■ WORK TO DO
Extract each line holding the word "icon" from the entries.

■ EXERCISE MATERIALS
————————

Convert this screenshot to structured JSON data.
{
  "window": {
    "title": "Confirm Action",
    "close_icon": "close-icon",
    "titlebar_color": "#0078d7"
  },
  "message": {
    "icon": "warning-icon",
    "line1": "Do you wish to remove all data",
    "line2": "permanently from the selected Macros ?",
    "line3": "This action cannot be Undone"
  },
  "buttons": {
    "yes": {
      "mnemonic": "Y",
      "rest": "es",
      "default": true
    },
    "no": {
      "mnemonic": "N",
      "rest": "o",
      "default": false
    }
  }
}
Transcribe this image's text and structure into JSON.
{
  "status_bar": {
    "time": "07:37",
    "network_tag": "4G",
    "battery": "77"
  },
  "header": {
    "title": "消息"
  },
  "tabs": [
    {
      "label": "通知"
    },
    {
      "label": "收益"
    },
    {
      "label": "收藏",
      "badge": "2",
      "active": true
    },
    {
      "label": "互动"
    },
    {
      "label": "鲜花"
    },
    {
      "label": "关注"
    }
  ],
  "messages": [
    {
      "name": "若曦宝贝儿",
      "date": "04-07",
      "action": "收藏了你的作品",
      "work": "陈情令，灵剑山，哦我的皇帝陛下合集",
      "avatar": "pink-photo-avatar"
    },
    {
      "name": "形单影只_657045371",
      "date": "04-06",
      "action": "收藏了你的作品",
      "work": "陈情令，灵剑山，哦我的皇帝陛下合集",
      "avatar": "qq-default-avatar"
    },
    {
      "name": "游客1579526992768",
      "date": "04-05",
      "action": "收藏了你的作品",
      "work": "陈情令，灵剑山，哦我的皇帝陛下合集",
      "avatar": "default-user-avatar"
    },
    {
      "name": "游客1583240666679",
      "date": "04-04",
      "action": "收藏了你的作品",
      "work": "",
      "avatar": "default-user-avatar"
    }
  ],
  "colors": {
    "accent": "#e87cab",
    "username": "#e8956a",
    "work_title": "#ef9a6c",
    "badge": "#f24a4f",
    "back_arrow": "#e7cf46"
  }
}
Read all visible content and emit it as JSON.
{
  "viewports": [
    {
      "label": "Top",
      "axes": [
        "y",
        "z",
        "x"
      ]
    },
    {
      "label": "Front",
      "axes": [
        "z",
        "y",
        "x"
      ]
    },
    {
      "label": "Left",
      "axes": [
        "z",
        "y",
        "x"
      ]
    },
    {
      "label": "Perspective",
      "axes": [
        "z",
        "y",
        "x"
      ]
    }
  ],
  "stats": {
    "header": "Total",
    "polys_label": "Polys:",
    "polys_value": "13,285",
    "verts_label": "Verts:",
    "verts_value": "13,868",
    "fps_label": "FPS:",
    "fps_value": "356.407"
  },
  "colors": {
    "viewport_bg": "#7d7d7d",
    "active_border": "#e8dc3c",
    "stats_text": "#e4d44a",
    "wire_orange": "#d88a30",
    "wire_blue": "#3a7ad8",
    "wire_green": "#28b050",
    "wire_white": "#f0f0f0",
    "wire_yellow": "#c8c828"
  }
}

————————

■ RESULT OF THE EXERCISE
    "close_icon": "close-icon",
    "icon": "warning-icon",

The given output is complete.